Give the listing below again in full, exactly as written.

◇ ◇ ◇ ◇

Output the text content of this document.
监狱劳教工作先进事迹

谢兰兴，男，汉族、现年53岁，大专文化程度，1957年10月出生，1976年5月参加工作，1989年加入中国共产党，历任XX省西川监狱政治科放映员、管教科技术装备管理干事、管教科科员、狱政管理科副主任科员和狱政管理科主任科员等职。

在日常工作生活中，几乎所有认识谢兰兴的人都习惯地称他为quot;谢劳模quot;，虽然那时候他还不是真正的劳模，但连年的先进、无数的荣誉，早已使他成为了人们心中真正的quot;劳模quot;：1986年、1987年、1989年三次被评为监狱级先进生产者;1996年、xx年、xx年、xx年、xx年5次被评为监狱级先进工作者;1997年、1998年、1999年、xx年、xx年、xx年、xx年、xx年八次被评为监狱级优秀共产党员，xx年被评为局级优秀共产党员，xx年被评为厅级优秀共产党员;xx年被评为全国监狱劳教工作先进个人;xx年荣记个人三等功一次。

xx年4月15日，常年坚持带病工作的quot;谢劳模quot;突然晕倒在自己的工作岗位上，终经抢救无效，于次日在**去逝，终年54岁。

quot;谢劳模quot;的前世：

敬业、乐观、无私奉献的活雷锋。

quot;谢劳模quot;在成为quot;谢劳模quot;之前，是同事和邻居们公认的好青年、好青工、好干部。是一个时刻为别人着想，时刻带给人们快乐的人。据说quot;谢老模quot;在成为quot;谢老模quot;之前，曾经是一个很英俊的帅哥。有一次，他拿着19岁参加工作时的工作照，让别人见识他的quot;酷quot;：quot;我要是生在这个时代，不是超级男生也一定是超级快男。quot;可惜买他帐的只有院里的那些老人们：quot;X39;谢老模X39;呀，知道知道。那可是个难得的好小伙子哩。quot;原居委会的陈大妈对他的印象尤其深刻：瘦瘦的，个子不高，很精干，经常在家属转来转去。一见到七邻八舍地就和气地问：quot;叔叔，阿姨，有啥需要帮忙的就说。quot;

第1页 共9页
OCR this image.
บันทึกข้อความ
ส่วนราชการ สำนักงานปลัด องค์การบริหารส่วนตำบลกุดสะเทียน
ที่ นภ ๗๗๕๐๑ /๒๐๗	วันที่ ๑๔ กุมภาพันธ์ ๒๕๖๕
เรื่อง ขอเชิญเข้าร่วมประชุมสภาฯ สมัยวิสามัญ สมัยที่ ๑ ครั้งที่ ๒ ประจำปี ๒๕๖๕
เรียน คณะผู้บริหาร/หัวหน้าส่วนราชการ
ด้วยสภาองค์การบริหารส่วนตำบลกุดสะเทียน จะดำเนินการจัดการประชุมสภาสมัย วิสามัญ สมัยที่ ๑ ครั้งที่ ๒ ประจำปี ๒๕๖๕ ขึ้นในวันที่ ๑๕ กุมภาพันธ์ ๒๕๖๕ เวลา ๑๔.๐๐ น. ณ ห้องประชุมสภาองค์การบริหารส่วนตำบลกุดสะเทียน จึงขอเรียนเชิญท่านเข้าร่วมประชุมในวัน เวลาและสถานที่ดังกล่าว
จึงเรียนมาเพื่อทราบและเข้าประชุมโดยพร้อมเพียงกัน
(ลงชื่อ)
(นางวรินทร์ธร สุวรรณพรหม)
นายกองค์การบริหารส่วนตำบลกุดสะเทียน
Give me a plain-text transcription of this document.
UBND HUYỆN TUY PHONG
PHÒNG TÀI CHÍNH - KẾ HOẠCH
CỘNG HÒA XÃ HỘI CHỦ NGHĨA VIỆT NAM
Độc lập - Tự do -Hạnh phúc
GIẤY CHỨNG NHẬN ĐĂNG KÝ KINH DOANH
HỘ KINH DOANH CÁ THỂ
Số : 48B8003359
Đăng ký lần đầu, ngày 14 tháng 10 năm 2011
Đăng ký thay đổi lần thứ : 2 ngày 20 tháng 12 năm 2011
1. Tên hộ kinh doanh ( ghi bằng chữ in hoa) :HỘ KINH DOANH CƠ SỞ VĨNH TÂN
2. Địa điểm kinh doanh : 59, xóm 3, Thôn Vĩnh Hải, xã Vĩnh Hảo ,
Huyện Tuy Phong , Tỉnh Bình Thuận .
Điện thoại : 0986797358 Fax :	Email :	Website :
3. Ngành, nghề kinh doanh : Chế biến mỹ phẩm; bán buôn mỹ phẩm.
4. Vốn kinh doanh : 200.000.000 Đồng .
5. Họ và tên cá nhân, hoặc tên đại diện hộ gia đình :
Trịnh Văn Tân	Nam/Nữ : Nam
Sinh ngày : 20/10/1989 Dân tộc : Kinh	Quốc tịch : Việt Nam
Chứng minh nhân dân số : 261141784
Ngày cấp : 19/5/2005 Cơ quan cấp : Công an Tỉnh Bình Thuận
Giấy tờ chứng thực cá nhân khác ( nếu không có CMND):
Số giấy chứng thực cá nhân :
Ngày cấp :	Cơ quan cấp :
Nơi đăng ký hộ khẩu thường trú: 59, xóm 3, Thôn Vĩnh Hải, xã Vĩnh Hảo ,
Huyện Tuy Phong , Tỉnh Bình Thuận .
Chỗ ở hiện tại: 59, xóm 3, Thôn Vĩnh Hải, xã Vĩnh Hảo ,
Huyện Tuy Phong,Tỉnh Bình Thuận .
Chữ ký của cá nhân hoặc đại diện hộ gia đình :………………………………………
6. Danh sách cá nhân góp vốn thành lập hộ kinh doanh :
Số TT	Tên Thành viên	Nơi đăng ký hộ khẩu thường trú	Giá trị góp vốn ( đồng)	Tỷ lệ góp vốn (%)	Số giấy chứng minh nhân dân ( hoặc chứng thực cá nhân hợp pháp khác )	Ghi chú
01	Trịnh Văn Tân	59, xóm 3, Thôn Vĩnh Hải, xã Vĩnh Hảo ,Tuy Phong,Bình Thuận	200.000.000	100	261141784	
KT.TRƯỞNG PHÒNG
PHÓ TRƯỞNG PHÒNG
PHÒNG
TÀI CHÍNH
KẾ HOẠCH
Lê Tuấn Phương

◇ ◇ ◇ ◇

**Expected answer**
Output the text content of this document.
监狱劳教工作先进事迹

谢兰兴，男，汉族、现年53岁，大专文化程度，1957年10月出生，1976年5月参加工作，1989年加入中国共产党，历任XX省西川监狱政治科放映员、管教科技术装备管理干事、管教科科员、狱政管理科副主任科员和狱政管理科主任科员等职。

在日常工作生活中，几乎所有认识谢兰兴的人都习惯地称他为quot;谢劳模quot;，虽然那时候他还不是真正的劳模，但连年的先进、无数的荣誉，早已使他成为了人们心中真正的quot;劳模quot;：1986年、1987年、1989年三次被评为监狱级先进生产者;1996年、xx年、xx年、xx年、xx年5次被评为监狱级先进工作者;1997年、1998年、1999年、xx年、xx年、xx年、xx年、xx年八次被评为监狱级优秀共产党员，xx年被评为局级优秀共产党员，xx年被评为厅级优秀共产党员;xx年被评为全国监狱劳教工作先进个人;xx年荣记个人三等功一次。

xx年4月15日，常年坚持带病工作的quot;谢劳模quot;突然晕倒在自己的工作岗位上，终经抢救无效，于次日在**去逝，终年54岁。

quot;谢劳模quot;的前世：

敬业、乐观、无私奉献的活雷锋。

quot;谢劳模quot;在成为quot;谢劳模quot;之前，是同事和邻居们公认的好青年、好青工、好干部。是一个时刻为别人着想，时刻带给人们快乐的人。据说quot;谢老模quot;在成为quot;谢老模quot;之前，曾经是一个很英俊的帅哥。有一次，他拿着19岁参加工作时的工作照，让别人见识他的quot;酷quot;：quot;我要是生在这个时代，不是超级男生也一定是超级快男。quot;可惜买他帐的只有院里的那些老人们：quot;X39;谢老模X39;呀，知道知道。那可是个难得的好小伙子哩。quot;原居委会的陈大妈对他的印象尤其深刻：瘦瘦的，个子不高，很精干，经常在家属转来转去。一见到七邻八舍地就和气地问：quot;叔叔，阿姨，有啥需要帮忙的就说。quot;

第1页 共9页
OCR this image.
บันทึกข้อความ
ส่วนราชการ สำนักงานปลัด องค์การบริหารส่วนตำบลกุดสะเทียน
ที่ นภ ๗๗๕๐๑ /๒๐๗	วันที่ ๑๔ กุมภาพันธ์ ๒๕๖๕
เรื่อง ขอเชิญเข้าร่วมประชุมสภาฯ สมัยวิสามัญ สมัยที่ ๑ ครั้งที่ ๒ ประจำปี ๒๕๖๕
เรียน คณะผู้บริหาร/หัวหน้าส่วนราชการ
ด้วยสภาองค์การบริหารส่วนตำบลกุดสะเทียน จะดำเนินการจัดการประชุมสภาสมัย วิสามัญ สมัยที่ ๑ ครั้งที่ ๒ ประจำปี ๒๕๖๕ ขึ้นในวันที่ ๑๕ กุมภาพันธ์ ๒๕๖๕ เวลา ๑๔.๐๐ น. ณ ห้องประชุมสภาองค์การบริหารส่วนตำบลกุดสะเทียน จึงขอเรียนเชิญท่านเข้าร่วมประชุมในวัน เวลาและสถานที่ดังกล่าว
จึงเรียนมาเพื่อทราบและเข้าประชุมโดยพร้อมเพียงกัน
(ลงชื่อ)
(นางวรินทร์ธร สุวรรณพรหม)
นายกองค์การบริหารส่วนตำบลกุดสะเทียน
Give me a plain-text transcription of this document.
UBND HUYỆN TUY PHONG
PHÒNG TÀI CHÍNH - KẾ HOẠCH
CỘNG HÒA XÃ HỘI CHỦ NGHĨA VIỆT NAM
Độc lập - Tự do -Hạnh phúc
GIẤY CHỨNG NHẬN ĐĂNG KÝ KINH DOANH
HỘ KINH DOANH CÁ THỂ
Số : 48B8003359
Đăng ký lần đầu, ngày 14 tháng 10 năm 2011
Đăng ký thay đổi lần thứ : 2 ngày 20 tháng 12 năm 2011
1. Tên hộ kinh doanh ( ghi bằng chữ in hoa) :HỘ KINH DOANH CƠ SỞ VĨNH TÂN
2. Địa điểm kinh doanh : 59, xóm 3, Thôn Vĩnh Hải, xã Vĩnh Hảo ,
Huyện Tuy Phong , Tỉnh Bình Thuận .
Điện thoại : 0986797358 Fax :	Email :	Website :
3. Ngành, nghề kinh doanh : Chế biến mỹ phẩm; bán buôn mỹ phẩm.
4. Vốn kinh doanh : 200.000.000 Đồng .
5. Họ và tên cá nhân, hoặc tên đại diện hộ gia đình :
Trịnh Văn Tân	Nam/Nữ : Nam
Sinh ngày : 20/10/1989 Dân tộc : Kinh	Quốc tịch : Việt Nam
Chứng minh nhân dân số : 261141784
Ngày cấp : 19/5/2005 Cơ quan cấp : Công an Tỉnh Bình Thuận
Giấy tờ chứng thực cá nhân khác ( nếu không có CMND):
Số giấy chứng thực cá nhân :
Ngày cấp :	Cơ quan cấp :
Nơi đăng ký hộ khẩu thường trú: 59, xóm 3, Thôn Vĩnh Hải, xã Vĩnh Hảo ,
Huyện Tuy Phong , Tỉnh Bình Thuận .
Chỗ ở hiện tại: 59, xóm 3, Thôn Vĩnh Hải, xã Vĩnh Hảo ,
Huyện Tuy Phong,Tỉnh Bình Thuận .
Chữ ký của cá nhân hoặc đại diện hộ gia đình :………………………………………
6. Danh sách cá nhân góp vốn thành lập hộ kinh doanh :
Số TT	Tên Thành viên	Nơi đăng ký hộ khẩu thường trú	Giá trị góp vốn ( đồng)	Tỷ lệ góp vốn (%)	Số giấy chứng minh nhân dân ( hoặc chứng thực cá nhân hợp pháp khác )	Ghi chú
01	Trịnh Văn Tân	59, xóm 3, Thôn Vĩnh Hải, xã Vĩnh Hảo ,Tuy Phong,Bình Thuận	200.000.000	100	261141784	
KT.TRƯỞNG PHÒNG
PHÓ TRƯỞNG PHÒNG
PHÒNG
TÀI CHÍNH
KẾ HOẠCH
Lê Tuấn Phương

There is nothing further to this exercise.